### Stored data
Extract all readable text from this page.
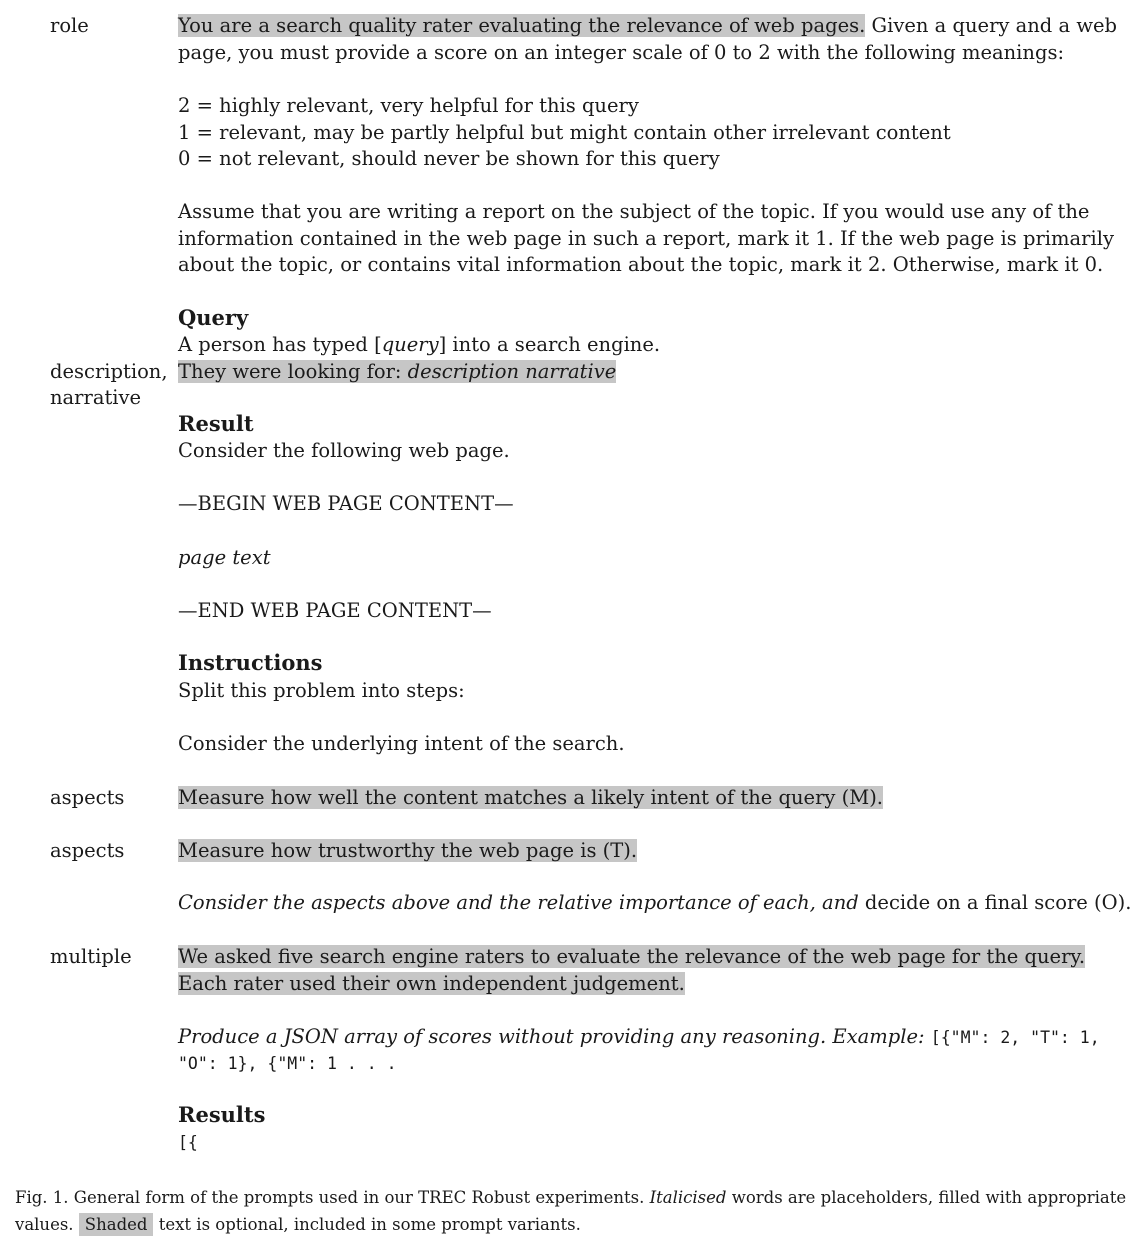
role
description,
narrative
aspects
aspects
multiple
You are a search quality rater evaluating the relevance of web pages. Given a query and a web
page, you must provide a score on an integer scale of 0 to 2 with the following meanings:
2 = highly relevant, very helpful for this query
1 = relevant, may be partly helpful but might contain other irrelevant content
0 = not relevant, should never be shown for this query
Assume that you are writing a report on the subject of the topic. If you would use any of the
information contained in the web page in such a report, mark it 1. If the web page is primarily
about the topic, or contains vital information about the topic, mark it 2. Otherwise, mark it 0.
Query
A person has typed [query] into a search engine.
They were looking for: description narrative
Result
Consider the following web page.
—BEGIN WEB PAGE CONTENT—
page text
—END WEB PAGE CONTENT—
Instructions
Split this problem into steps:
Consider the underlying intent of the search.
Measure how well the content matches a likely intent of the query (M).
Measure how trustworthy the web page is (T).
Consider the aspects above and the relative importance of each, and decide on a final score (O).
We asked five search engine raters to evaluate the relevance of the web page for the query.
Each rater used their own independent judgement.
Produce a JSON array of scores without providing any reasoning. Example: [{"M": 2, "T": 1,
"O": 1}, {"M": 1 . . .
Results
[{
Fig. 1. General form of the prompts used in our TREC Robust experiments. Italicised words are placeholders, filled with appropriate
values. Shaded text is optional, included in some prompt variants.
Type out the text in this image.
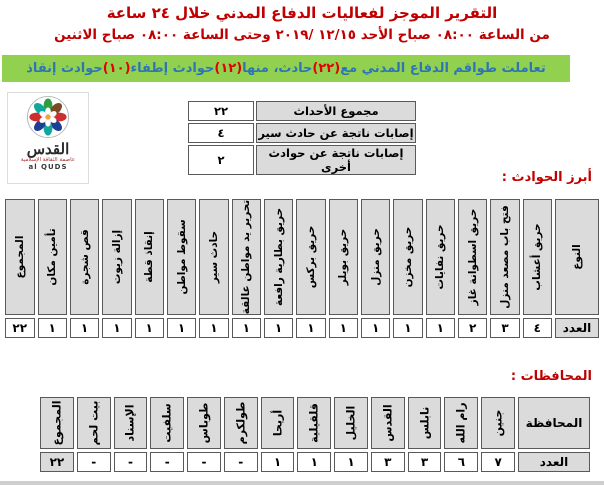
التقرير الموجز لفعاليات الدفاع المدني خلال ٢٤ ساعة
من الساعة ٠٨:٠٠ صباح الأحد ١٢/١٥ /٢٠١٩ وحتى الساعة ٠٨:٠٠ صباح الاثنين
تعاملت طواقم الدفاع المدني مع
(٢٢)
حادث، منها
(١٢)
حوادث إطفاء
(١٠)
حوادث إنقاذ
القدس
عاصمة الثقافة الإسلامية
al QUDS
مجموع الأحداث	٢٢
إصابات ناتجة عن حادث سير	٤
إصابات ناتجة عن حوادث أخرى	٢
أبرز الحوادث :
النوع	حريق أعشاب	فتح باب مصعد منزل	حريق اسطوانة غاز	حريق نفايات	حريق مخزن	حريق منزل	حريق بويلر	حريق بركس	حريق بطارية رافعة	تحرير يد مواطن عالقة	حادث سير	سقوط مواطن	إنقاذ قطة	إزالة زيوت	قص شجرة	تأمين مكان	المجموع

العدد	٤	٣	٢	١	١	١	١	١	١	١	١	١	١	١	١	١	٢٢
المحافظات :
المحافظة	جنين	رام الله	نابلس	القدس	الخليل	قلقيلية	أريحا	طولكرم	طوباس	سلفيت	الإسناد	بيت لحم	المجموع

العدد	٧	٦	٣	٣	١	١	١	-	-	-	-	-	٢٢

### Stated task
In the listing, find every line with the word "mark" and state how many there are, nothing more.

### Complete answer
2